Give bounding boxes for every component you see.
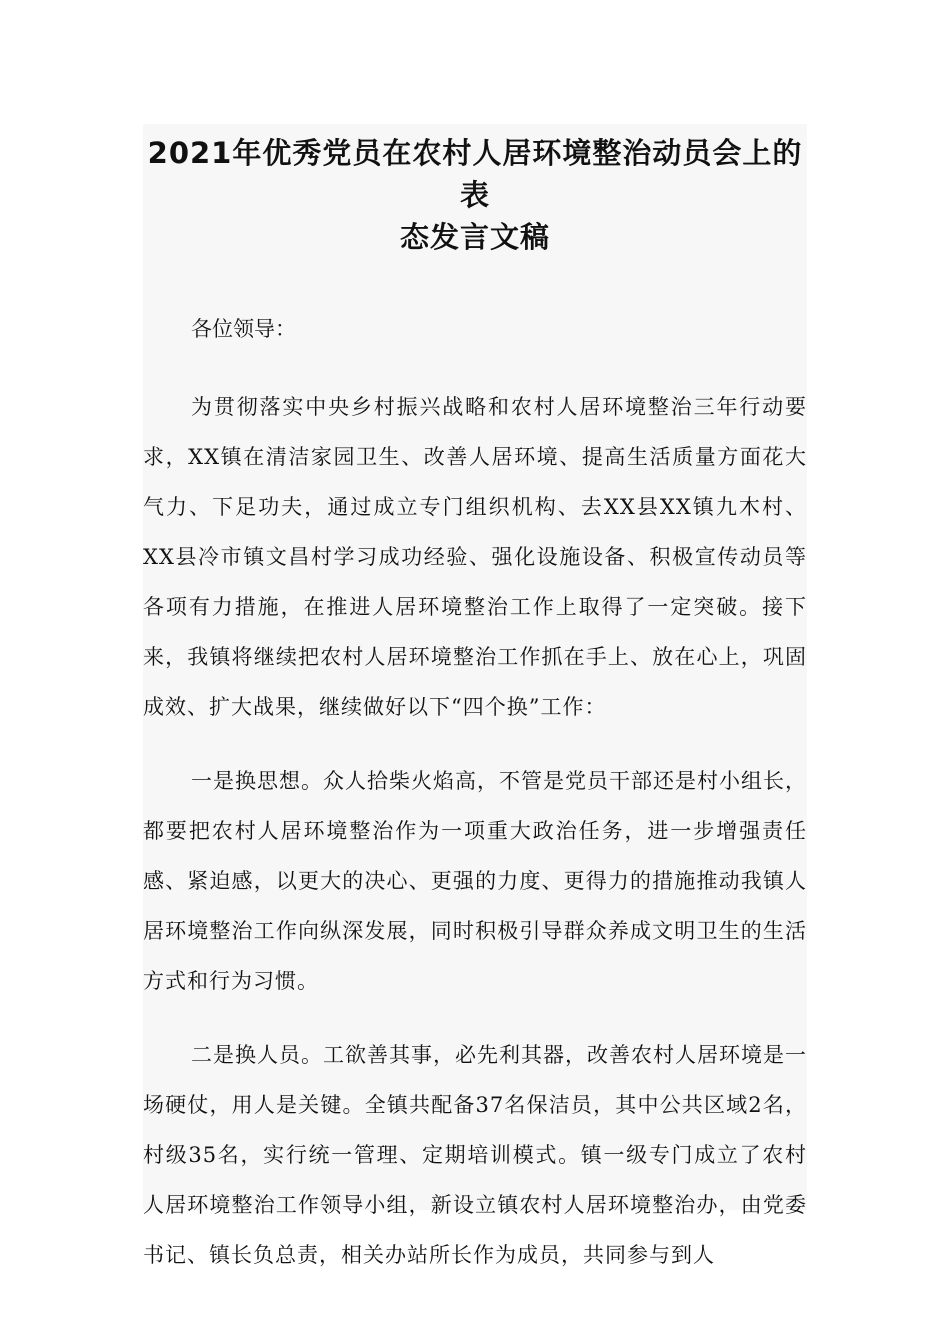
- document-title: [143, 124, 807, 258]
- paragraph-change-personnel: 二是换人员。工欲善其事，必先利其器，改善农村人居环境是一场硬仗，用人是关键。全镇共配备37名保洁员，其中公共区域2名，村级35名，实行统一管理、定期培训模式。镇一级专门成立了农村人居环境整治工作领导小组，新设立镇农村人居环境整治办，由党委书记、镇长负总责，相关办站所长作为成员，共同参与到人: [143, 1043, 807, 1267]
- title-line-1: 2021年优秀党员在农村人居环境整治动员会上的表: [147, 136, 803, 212]
- document-page: [143, 124, 807, 1267]
- salutation: 各位领导：: [191, 317, 296, 341]
- paragraph-intro: 为贯彻落实中央乡村振兴战略和农村人居环境整治三年行动要求，XX镇在清洁家园卫生、改善人居环境、提高生活质量方面花大气力、下足功夫，通过成立专门组织机构、去XX县XX镇九木村、XX县冷市镇文昌村学习成功经验、强化设施设备、积极宣传动员等各项有力措施，在推进人居环境整治工作上取得了一定突破。接下来，我镇将继续把农村人居环境整治工作抓在手上、放在心上，巩固成效、扩大战果，继续做好以下“四个换”工作：: [143, 395, 807, 719]
- title-line-2: 态发言文稿: [399, 220, 550, 254]
- paragraph-change-thinking: 一是换思想。众人拾柴火焰高，不管是党员干部还是村小组长，都要把农村人居环境整治作为一项重大政治任务，进一步增强责任感、紧迫感，以更大的决心、更强的力度、更得力的措施推动我镇人居环境整治工作向纵深发展，同时积极引导群众养成文明卫生的生活方式和行为习惯。: [143, 769, 807, 993]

■ Exercise
Put the lines of the records above, from the line containing "- document-title: [143, 124, 807, 258]" through the line containing "- title-line-1: 2021年优秀党员在农村人居环境整治动员会上的表: [147, 136, 803, 212]", into a JSON list of strings with one string per line and blank lines omitted.

■ Result
[
  "- document-title: [143, 124, 807, 258]",
  "- paragraph-change-personnel: 二是换人员。工欲善其事，必先利其器，改善农村人居环境是一场硬仗，用人是关键。全镇共配备37名保洁员，其中公共区域2名，村级35名，实行统一管理、定期培训模式。镇一级专门成立了农村人居环境整治工作领导小组，新设立镇农村人居环境整治办，由党委书记、镇长负总责，相关办站所长作为成员，共同参与到人: [143, 1043, 807, 1267]",
  "- title-line-1: 2021年优秀党员在农村人居环境整治动员会上的表: [147, 136, 803, 212]"
]